GIVEN PROBLEM:
Search the listing below for the word "percepción" and copy each line that holds it.

Some records
┌──

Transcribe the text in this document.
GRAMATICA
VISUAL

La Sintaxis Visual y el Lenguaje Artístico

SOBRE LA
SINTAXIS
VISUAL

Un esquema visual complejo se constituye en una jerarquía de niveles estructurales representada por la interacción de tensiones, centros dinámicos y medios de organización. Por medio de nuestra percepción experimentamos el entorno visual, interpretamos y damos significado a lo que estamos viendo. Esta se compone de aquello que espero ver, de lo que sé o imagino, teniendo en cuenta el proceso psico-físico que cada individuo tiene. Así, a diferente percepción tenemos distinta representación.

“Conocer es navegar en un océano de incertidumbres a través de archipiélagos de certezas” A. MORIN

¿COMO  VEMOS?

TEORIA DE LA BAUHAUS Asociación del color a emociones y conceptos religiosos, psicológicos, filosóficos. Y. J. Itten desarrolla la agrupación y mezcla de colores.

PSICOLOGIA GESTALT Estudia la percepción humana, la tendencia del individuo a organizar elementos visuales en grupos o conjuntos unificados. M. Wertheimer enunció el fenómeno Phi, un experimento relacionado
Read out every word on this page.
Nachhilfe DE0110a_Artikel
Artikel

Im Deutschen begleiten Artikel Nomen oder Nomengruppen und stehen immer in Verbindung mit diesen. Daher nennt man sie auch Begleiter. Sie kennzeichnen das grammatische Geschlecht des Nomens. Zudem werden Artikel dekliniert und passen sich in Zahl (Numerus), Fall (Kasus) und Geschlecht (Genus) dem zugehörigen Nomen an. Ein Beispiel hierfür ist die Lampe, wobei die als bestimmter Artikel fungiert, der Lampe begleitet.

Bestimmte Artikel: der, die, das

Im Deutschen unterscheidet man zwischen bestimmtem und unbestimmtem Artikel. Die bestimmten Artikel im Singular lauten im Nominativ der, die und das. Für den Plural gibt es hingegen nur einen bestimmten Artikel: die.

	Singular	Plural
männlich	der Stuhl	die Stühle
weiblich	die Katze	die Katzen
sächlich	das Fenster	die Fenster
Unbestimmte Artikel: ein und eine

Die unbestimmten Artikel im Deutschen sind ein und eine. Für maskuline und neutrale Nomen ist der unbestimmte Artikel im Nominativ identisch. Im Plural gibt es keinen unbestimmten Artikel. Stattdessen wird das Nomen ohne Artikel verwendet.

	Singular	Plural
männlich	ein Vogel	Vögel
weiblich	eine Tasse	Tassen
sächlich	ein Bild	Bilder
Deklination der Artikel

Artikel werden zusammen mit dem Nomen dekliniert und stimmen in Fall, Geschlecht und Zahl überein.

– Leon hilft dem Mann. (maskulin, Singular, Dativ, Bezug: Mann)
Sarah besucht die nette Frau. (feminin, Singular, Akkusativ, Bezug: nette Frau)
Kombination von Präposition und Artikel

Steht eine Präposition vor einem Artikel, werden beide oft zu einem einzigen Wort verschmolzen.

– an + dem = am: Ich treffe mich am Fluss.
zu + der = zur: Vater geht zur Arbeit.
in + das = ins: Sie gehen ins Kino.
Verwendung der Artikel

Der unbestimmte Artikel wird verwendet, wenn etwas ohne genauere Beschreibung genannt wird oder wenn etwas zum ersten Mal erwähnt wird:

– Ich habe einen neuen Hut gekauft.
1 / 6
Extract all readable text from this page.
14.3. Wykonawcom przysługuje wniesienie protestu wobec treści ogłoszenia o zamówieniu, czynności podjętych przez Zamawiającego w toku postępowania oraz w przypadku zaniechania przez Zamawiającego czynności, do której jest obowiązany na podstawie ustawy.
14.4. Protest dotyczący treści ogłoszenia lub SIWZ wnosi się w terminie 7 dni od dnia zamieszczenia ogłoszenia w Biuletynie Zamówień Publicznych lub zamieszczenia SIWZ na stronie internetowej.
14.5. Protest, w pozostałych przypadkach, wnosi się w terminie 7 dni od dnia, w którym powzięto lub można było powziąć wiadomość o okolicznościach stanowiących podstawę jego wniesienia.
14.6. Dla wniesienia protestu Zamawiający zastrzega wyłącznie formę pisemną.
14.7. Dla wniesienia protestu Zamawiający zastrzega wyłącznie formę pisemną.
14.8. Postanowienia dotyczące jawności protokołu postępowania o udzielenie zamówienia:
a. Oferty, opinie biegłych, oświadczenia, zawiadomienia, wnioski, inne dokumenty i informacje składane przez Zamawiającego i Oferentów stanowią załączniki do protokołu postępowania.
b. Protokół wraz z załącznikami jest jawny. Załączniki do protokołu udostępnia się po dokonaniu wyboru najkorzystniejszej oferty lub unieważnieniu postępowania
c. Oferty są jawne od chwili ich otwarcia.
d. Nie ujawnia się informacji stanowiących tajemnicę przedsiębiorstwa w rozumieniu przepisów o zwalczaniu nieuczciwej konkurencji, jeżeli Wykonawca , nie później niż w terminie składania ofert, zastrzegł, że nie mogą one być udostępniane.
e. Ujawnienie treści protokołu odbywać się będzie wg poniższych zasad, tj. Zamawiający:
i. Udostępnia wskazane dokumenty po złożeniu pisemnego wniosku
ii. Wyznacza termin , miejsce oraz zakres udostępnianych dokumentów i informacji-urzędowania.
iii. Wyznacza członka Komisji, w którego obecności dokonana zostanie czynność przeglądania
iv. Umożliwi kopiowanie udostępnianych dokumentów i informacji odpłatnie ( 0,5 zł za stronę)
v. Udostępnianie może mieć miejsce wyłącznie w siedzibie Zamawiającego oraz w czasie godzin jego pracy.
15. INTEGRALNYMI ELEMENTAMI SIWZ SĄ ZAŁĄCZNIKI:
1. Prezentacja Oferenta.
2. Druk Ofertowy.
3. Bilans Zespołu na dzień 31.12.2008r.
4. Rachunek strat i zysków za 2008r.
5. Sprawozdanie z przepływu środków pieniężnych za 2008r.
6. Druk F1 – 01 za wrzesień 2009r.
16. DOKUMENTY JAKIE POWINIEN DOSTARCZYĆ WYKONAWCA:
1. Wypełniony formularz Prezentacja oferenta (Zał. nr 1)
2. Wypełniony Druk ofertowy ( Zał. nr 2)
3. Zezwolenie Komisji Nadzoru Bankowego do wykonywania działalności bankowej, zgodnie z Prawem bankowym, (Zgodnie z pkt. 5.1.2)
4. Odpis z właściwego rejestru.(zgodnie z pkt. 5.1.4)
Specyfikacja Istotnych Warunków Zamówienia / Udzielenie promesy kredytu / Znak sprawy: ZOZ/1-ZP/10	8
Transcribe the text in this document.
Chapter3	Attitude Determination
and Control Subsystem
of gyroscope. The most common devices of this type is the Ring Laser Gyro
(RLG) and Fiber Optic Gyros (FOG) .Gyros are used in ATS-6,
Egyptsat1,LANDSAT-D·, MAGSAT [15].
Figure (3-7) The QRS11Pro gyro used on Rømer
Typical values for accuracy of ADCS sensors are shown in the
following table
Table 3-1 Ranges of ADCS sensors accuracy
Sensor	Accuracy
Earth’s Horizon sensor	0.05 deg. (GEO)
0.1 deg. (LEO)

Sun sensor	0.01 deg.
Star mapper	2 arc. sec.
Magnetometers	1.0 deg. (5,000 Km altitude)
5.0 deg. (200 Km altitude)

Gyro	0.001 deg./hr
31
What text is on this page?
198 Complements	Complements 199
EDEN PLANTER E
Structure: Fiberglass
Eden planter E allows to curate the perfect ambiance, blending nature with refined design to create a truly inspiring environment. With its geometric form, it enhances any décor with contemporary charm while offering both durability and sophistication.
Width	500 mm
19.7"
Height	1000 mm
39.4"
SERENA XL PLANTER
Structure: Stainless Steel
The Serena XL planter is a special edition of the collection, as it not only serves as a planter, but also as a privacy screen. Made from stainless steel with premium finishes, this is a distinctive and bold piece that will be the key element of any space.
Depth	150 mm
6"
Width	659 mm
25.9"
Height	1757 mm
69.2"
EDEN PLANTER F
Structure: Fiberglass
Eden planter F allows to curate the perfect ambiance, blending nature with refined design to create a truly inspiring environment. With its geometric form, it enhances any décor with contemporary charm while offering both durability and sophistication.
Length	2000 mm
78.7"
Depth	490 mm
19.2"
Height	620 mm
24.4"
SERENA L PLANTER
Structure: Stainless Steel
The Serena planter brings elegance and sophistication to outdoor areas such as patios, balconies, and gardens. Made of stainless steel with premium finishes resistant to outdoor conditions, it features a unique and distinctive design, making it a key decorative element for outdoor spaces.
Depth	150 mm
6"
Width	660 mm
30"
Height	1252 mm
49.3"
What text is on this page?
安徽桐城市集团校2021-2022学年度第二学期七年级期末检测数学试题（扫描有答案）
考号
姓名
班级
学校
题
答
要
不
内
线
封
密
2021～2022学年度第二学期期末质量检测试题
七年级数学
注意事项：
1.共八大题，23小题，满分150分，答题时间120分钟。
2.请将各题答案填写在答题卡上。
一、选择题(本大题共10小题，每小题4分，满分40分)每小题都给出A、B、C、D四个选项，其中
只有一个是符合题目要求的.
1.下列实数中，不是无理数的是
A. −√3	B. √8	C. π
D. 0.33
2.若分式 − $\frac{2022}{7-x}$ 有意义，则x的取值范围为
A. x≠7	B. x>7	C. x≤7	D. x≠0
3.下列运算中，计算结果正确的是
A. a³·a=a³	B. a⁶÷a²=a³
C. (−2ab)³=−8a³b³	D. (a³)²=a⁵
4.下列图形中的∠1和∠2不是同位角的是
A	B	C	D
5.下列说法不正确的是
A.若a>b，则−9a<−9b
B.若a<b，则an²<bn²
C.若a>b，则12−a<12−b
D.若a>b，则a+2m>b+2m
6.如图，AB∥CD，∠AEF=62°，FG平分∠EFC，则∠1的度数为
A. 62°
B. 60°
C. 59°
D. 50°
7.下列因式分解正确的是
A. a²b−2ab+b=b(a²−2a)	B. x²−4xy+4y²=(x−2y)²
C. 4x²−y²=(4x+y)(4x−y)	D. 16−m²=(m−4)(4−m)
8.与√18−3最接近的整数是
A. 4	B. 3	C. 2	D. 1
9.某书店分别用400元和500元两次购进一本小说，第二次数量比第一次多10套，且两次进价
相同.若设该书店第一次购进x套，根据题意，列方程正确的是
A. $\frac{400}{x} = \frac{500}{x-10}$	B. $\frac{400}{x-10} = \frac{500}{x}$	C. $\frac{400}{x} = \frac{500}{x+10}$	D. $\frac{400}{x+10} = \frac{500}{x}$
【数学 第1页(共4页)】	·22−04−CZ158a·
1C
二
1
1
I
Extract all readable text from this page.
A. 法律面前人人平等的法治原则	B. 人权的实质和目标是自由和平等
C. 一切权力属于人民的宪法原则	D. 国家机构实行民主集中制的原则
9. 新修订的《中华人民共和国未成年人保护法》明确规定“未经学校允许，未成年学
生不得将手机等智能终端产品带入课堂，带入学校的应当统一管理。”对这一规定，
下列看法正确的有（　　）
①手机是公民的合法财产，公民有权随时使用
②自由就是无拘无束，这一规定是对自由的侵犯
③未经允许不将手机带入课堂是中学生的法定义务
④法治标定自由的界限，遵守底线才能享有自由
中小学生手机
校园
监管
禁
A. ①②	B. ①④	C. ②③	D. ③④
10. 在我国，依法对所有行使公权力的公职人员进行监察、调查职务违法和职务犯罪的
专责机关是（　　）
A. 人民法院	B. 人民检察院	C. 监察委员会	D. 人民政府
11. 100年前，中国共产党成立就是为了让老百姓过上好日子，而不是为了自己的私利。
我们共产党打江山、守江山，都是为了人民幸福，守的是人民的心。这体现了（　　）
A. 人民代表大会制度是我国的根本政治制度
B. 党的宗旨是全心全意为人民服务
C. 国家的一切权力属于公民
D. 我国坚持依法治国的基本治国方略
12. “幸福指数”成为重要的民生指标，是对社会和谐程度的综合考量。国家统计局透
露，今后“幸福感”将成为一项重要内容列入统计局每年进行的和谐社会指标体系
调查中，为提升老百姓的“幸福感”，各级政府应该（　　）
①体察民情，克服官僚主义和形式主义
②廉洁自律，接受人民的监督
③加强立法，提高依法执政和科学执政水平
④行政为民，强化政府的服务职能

└──

EXERCISE RESULT:
Un esquema visual complejo se constituye en una jerarquía de niveles estructurales representada por la interacción de tensiones, centros dinámicos y medios de organización. Por medio de nuestra percepción experimentamos el entorno visual, interpretamos y damos significado a lo que estamos viendo. Esta se compone de aquello que espero ver, de lo que sé o imagino, teniendo en cuenta el proceso psico-físico que cada individuo tiene. Así, a diferente percepción tenemos distinta representación.
PSICOLOGIA GESTALT Estudia la percepción humana, la tendencia del individuo a organizar elementos visuales en grupos o conjuntos unificados. M. Wertheimer enunció el fenómeno Phi, un experimento relacionado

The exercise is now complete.